• Supplied data:

————————

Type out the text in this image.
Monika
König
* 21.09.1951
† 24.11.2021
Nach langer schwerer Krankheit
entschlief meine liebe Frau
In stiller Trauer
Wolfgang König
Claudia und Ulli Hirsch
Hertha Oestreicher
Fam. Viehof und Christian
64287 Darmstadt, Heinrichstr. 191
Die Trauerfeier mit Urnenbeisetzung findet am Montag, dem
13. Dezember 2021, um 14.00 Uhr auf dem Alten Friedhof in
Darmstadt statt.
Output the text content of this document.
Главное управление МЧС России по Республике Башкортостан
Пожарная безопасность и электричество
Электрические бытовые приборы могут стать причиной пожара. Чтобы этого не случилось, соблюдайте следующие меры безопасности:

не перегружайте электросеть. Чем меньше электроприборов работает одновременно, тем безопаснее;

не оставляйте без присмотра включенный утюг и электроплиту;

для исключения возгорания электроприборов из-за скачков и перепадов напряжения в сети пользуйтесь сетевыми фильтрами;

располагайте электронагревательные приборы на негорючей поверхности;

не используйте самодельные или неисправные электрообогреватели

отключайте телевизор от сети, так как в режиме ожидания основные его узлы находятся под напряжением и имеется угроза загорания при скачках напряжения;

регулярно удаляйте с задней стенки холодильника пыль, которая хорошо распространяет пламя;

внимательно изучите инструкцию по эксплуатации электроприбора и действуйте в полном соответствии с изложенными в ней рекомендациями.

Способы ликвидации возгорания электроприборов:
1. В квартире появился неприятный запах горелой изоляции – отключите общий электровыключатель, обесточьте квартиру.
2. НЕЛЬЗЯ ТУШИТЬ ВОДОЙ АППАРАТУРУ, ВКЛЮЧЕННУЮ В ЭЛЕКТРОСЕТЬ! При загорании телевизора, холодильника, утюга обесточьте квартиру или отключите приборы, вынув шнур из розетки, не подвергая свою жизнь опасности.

————————

Extract each line from the entries above that contains the string "возгорания".

• Right answer:
для исключения возгорания электроприборов из-за скачков и перепадов напряжения в сети пользуйтесь сетевыми фильтрами;
Способы ликвидации возгорания электроприборов:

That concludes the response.